• **Aim**
Where a line holds the word "from", copy that line.

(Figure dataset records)

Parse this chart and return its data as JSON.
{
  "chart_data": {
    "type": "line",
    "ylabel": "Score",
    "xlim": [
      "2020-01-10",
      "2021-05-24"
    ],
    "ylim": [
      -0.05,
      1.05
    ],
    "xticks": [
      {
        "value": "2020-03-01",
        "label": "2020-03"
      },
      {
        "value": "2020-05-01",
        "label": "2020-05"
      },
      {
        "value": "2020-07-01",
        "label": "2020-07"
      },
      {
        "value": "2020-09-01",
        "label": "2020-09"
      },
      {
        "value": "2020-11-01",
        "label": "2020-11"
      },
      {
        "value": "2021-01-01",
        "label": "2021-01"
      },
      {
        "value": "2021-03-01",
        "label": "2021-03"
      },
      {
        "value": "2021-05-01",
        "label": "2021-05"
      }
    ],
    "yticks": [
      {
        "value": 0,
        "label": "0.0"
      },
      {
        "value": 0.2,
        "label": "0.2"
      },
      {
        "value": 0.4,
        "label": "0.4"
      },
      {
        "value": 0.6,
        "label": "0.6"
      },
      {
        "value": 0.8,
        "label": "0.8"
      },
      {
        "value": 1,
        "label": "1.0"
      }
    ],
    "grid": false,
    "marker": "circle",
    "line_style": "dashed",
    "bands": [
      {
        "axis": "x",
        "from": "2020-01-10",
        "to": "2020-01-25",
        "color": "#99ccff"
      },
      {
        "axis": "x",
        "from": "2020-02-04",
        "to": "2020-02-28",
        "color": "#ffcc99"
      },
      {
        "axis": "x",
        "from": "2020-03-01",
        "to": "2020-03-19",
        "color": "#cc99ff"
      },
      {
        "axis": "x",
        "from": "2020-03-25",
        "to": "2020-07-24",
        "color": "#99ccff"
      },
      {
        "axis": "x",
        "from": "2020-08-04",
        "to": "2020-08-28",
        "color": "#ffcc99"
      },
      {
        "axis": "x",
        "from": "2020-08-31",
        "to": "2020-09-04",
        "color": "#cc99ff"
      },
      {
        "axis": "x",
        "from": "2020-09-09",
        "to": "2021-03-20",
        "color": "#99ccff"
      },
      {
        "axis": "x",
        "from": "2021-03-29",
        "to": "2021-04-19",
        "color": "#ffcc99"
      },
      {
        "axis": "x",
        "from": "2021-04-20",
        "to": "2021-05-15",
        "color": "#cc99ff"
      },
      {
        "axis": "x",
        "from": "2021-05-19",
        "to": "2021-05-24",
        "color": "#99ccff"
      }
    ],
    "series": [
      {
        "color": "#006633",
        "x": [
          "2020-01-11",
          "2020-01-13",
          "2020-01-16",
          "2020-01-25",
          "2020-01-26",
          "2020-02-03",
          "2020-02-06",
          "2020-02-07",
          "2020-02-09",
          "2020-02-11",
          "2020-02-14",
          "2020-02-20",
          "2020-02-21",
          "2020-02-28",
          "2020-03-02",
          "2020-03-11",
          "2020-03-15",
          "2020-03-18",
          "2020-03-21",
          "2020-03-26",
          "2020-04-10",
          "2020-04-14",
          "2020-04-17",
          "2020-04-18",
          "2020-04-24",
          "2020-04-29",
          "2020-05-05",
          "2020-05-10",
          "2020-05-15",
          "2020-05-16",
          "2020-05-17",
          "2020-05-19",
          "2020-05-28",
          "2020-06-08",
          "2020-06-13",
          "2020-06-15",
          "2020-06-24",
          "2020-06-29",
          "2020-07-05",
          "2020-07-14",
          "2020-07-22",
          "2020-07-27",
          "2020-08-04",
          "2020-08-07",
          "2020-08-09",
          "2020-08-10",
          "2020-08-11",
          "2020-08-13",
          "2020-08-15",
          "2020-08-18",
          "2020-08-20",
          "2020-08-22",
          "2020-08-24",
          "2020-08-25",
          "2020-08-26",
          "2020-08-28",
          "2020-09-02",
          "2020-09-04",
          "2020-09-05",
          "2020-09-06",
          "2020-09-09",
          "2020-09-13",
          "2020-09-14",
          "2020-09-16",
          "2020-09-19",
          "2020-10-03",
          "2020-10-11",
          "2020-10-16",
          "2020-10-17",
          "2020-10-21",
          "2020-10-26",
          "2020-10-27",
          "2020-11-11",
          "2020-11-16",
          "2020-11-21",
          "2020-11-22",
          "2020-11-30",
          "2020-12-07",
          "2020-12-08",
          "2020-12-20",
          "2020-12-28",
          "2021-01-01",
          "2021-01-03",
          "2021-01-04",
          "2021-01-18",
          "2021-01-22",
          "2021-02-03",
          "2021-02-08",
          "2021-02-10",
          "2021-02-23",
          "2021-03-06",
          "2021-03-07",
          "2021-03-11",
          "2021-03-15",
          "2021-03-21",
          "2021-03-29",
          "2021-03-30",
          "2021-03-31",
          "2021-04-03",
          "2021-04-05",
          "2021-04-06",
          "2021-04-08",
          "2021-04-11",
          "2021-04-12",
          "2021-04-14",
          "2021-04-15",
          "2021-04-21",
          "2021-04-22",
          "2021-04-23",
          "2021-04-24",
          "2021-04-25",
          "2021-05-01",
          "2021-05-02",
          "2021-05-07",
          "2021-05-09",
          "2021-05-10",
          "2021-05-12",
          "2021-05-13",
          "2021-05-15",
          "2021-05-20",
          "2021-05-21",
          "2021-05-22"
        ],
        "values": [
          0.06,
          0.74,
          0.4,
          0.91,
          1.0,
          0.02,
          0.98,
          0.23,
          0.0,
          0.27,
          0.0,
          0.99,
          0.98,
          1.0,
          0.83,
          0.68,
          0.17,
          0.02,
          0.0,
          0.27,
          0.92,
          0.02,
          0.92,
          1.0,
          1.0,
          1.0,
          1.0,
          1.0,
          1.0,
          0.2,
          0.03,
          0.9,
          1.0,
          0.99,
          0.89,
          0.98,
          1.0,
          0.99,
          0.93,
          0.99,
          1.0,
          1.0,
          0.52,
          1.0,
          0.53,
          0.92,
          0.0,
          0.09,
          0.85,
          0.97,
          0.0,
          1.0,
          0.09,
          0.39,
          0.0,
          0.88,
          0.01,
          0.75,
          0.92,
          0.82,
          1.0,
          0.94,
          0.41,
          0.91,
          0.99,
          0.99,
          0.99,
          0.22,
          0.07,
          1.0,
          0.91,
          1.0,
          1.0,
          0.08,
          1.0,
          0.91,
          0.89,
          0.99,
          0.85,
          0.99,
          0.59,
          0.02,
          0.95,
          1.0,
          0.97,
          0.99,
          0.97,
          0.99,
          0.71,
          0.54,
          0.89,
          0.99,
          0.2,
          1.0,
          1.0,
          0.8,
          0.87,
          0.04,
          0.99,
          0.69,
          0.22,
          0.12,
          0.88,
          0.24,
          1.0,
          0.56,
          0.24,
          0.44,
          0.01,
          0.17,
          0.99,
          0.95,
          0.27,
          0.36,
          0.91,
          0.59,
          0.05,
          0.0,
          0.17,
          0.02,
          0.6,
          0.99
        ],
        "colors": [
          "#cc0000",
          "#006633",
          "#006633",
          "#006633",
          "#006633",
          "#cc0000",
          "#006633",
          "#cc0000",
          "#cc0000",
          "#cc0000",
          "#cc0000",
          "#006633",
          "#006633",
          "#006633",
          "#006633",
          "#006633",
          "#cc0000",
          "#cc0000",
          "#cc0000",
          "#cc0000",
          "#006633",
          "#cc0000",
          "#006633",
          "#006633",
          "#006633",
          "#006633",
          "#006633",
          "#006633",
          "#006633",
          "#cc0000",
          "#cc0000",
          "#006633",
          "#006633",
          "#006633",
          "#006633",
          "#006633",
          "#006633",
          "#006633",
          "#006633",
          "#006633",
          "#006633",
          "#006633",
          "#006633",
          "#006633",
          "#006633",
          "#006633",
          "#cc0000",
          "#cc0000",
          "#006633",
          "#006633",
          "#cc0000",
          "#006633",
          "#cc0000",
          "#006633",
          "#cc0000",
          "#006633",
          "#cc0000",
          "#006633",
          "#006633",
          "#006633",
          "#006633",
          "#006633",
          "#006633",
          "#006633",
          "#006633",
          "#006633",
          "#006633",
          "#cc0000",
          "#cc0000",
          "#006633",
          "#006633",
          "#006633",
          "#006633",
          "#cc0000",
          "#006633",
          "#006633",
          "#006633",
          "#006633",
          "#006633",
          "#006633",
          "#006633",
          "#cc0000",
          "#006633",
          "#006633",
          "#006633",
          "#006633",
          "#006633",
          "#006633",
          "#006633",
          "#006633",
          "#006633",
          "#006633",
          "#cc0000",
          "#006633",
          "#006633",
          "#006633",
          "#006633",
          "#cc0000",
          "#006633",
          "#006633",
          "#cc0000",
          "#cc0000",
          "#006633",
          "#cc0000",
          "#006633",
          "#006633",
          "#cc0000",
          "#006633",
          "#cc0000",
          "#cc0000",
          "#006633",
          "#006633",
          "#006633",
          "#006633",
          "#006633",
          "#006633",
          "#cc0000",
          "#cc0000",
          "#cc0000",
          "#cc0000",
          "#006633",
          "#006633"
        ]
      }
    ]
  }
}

• **The completed task**
        "from": "2020-01-10",
        "from": "2020-02-04",
        "from": "2020-03-01",
        "from": "2020-03-25",
        "from": "2020-08-04",
        "from": "2020-08-31",
        "from": "2020-09-09",
        "from": "2021-03-29",
        "from": "2021-04-20",
        "from": "2021-05-19",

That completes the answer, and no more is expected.